§ **EXERCISE PROMPT**
Check each line of the data below for the word "this", then extract the ones that have it.

§ **SOURCE MATERIAL**
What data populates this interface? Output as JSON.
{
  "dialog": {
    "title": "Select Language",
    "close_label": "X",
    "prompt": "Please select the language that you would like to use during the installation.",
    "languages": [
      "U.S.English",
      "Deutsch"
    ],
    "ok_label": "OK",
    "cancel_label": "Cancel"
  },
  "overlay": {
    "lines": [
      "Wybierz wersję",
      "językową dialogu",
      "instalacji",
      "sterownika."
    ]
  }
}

---

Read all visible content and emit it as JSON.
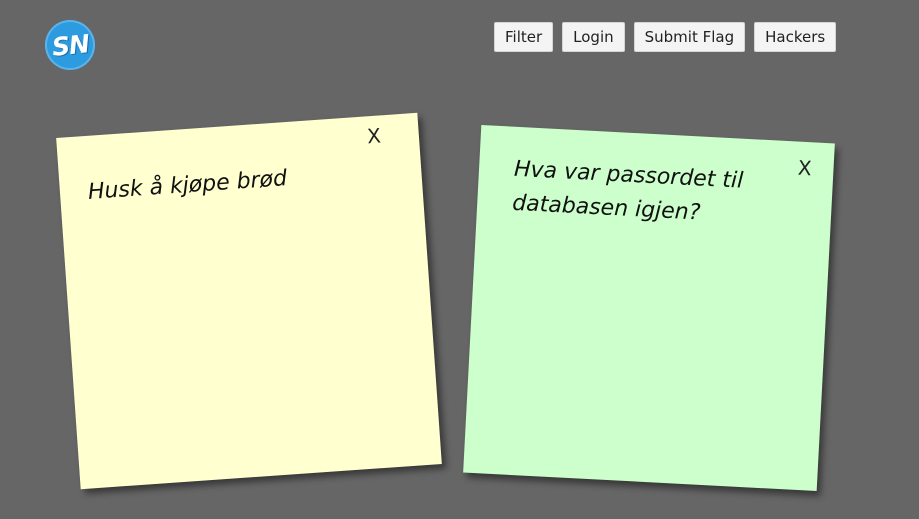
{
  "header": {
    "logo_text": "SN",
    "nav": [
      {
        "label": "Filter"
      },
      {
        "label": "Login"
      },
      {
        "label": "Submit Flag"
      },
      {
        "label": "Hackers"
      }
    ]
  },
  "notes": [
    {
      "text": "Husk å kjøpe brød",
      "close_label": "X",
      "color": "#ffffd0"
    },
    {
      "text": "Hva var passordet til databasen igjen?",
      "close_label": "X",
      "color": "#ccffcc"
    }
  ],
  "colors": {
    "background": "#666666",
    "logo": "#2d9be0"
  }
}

---

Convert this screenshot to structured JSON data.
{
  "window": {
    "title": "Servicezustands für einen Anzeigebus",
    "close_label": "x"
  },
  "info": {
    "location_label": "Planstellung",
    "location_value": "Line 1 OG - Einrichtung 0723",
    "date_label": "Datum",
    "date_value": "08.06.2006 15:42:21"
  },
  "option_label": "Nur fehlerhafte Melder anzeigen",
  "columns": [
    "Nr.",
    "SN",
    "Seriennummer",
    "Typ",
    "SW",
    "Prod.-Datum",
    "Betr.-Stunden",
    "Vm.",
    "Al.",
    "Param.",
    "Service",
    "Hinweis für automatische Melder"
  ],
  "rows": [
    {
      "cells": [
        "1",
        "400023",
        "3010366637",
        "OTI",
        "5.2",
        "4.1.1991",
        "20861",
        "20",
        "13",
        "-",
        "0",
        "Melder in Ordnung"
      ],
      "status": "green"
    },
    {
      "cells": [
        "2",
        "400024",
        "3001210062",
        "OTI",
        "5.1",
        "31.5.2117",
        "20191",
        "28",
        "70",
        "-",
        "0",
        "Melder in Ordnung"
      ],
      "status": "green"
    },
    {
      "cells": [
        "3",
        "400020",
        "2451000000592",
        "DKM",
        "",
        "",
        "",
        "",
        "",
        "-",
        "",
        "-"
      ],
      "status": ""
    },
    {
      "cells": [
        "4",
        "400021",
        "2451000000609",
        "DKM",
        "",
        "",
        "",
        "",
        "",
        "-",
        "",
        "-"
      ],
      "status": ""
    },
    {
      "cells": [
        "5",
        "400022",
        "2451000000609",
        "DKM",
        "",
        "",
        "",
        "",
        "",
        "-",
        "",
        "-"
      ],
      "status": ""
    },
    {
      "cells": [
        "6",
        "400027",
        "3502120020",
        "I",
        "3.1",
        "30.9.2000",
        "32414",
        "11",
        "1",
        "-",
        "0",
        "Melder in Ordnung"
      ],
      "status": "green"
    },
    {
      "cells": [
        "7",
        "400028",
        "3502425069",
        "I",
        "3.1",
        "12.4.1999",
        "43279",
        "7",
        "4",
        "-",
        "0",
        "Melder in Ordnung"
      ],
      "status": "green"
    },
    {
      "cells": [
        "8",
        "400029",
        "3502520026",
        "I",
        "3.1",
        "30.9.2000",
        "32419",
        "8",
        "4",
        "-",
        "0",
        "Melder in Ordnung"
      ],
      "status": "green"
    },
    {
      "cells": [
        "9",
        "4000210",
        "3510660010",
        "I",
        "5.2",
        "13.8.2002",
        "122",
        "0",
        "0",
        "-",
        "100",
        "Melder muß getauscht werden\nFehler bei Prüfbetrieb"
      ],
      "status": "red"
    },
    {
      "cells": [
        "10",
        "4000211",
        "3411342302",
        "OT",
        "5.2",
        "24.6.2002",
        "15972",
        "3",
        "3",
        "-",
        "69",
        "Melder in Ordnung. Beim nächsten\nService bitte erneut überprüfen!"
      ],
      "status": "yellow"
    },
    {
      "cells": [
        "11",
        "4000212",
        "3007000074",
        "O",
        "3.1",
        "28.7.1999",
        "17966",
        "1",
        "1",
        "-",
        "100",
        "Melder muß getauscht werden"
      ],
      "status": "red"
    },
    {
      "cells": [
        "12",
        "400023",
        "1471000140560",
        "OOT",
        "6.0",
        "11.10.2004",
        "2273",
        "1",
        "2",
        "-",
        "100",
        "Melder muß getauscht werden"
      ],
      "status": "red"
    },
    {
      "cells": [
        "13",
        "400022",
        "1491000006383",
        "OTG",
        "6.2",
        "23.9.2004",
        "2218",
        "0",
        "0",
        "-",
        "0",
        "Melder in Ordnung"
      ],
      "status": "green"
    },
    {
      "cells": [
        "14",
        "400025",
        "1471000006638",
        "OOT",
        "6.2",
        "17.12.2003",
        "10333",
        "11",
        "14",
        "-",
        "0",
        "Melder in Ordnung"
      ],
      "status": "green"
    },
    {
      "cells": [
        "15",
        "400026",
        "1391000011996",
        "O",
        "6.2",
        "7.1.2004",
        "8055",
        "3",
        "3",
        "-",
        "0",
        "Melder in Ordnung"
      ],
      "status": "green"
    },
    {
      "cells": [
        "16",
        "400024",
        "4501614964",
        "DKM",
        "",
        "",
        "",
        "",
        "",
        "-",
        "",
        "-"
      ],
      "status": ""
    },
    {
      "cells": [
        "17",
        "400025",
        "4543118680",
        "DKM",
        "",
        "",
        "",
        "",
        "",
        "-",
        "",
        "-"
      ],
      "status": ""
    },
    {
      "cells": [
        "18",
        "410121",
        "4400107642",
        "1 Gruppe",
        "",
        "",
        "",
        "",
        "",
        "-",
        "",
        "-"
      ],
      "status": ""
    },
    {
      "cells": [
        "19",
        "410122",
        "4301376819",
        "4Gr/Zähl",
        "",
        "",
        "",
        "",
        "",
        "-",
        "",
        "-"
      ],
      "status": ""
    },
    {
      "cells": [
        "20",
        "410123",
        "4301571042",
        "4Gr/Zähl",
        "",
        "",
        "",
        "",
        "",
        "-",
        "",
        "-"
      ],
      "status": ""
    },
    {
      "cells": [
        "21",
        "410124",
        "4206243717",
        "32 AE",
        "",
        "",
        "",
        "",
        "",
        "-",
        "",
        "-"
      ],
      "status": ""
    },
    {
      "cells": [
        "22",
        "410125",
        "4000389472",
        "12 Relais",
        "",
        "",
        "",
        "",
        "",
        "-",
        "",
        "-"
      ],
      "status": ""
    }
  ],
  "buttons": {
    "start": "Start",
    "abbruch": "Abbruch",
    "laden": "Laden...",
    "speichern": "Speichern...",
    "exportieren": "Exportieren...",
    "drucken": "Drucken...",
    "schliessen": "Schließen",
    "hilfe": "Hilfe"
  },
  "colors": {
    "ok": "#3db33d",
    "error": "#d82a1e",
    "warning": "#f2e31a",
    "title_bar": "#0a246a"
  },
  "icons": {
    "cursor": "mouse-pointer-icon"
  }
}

§ **THE COMPLETED TASK**
What data populates this interface? Output as JSON.
Convert this screenshot to structured JSON data.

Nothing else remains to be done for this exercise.